REQUIREMENT
All the records that follow need to be reproduced exactly. Omit the images.

RECORDS TO USE

┏━━

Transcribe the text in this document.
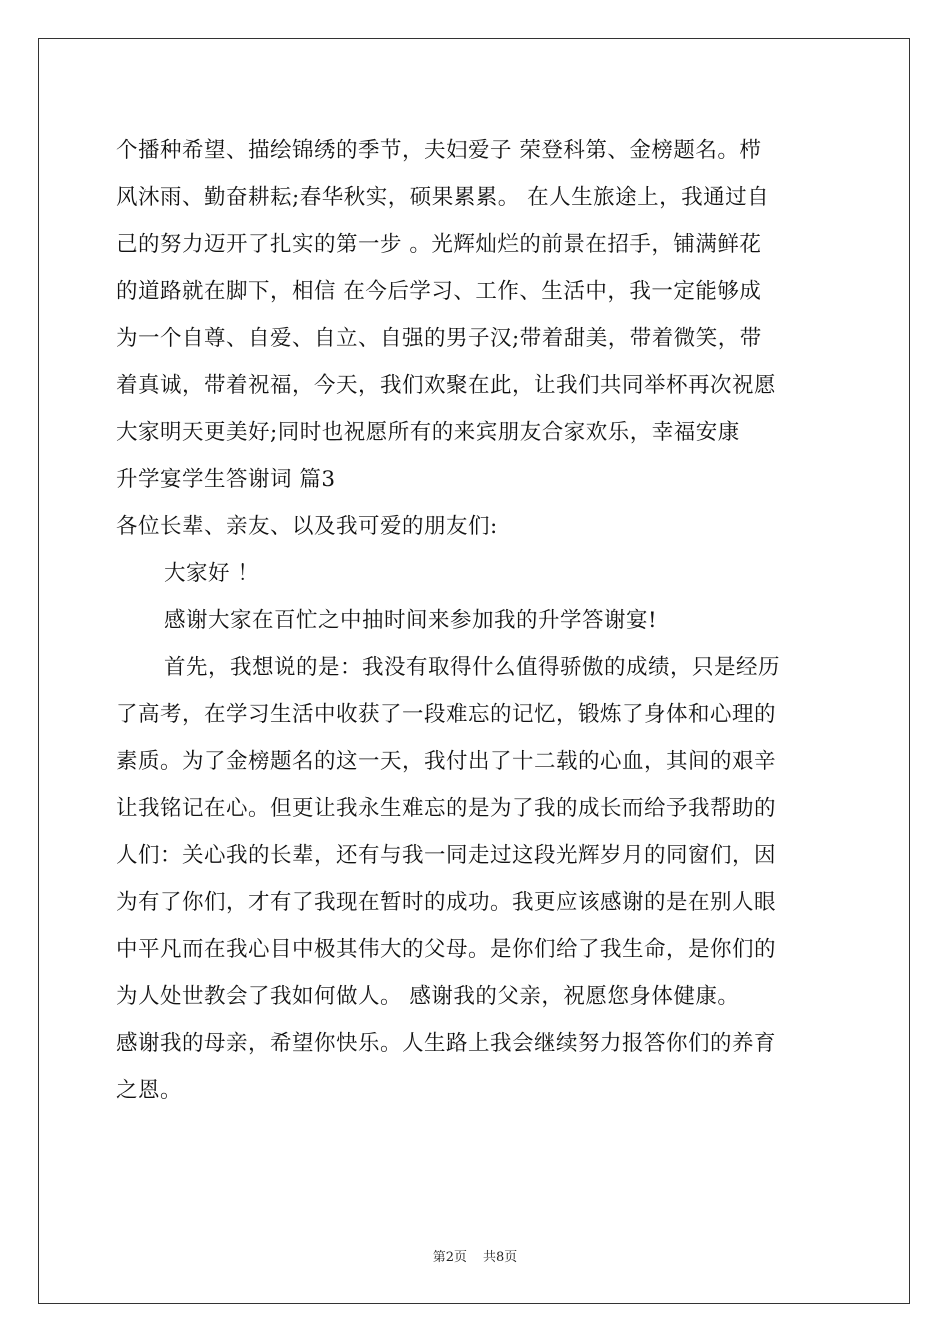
个播种希望、描绘锦绣的季节，夫妇爱子 荣登科第、金榜题名。栉
风沐雨、勤奋耕耘;春华秋实，硕果累累。 在人生旅途上，我通过自
己的努力迈开了扎实的第一步 。光辉灿烂的前景在招手，铺满鲜花
的道路就在脚下，相信 在今后学习、工作、生活中，我一定能够成
为一个自尊、自爱、自立、自强的男子汉;带着甜美，带着微笑，带
着真诚，带着祝福，今天，我们欢聚在此，让我们共同举杯再次祝愿
大家明天更美好;同时也祝愿所有的来宾朋友合家欢乐，幸福安康
升学宴学生答谢词 篇3
各位长辈、亲友、以及我可爱的朋友们:
大家好 ！
感谢大家在百忙之中抽时间来参加我的升学答谢宴!
首先，我想说的是：我没有取得什么值得骄傲的成绩，只是经历
了高考，在学习生活中收获了一段难忘的记忆，锻炼了身体和心理的
素质。为了金榜题名的这一天，我付出了十二载的心血，其间的艰辛
让我铭记在心。但更让我永生难忘的是为了我的成长而给予我帮助的
人们：关心我的长辈，还有与我一同走过这段光辉岁月的同窗们，因
为有了你们，才有了我现在暂时的成功。我更应该感谢的是在别人眼
中平凡而在我心目中极其伟大的父母。是你们给了我生命，是你们的
为人处世教会了我如何做人。 感谢我的父亲，祝愿您身体健康。
感谢我的母亲，希望你快乐。人生路上我会继续努力报答你们的养育
之恩。
第2页 共8页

┗━━

TASK ANSWER
Transcribe the text in this document.
个播种希望、描绘锦绣的季节，夫妇爱子 荣登科第、金榜题名。栉
风沐雨、勤奋耕耘;春华秋实，硕果累累。 在人生旅途上，我通过自
己的努力迈开了扎实的第一步 。光辉灿烂的前景在招手，铺满鲜花
的道路就在脚下，相信 在今后学习、工作、生活中，我一定能够成
为一个自尊、自爱、自立、自强的男子汉;带着甜美，带着微笑，带
着真诚，带着祝福，今天，我们欢聚在此，让我们共同举杯再次祝愿
大家明天更美好;同时也祝愿所有的来宾朋友合家欢乐，幸福安康
升学宴学生答谢词 篇3
各位长辈、亲友、以及我可爱的朋友们:
大家好 ！
感谢大家在百忙之中抽时间来参加我的升学答谢宴!
首先，我想说的是：我没有取得什么值得骄傲的成绩，只是经历
了高考，在学习生活中收获了一段难忘的记忆，锻炼了身体和心理的
素质。为了金榜题名的这一天，我付出了十二载的心血，其间的艰辛
让我铭记在心。但更让我永生难忘的是为了我的成长而给予我帮助的
人们：关心我的长辈，还有与我一同走过这段光辉岁月的同窗们，因
为有了你们，才有了我现在暂时的成功。我更应该感谢的是在别人眼
中平凡而在我心目中极其伟大的父母。是你们给了我生命，是你们的
为人处世教会了我如何做人。 感谢我的父亲，祝愿您身体健康。
感谢我的母亲，希望你快乐。人生路上我会继续努力报答你们的养育
之恩。
第2页 共8页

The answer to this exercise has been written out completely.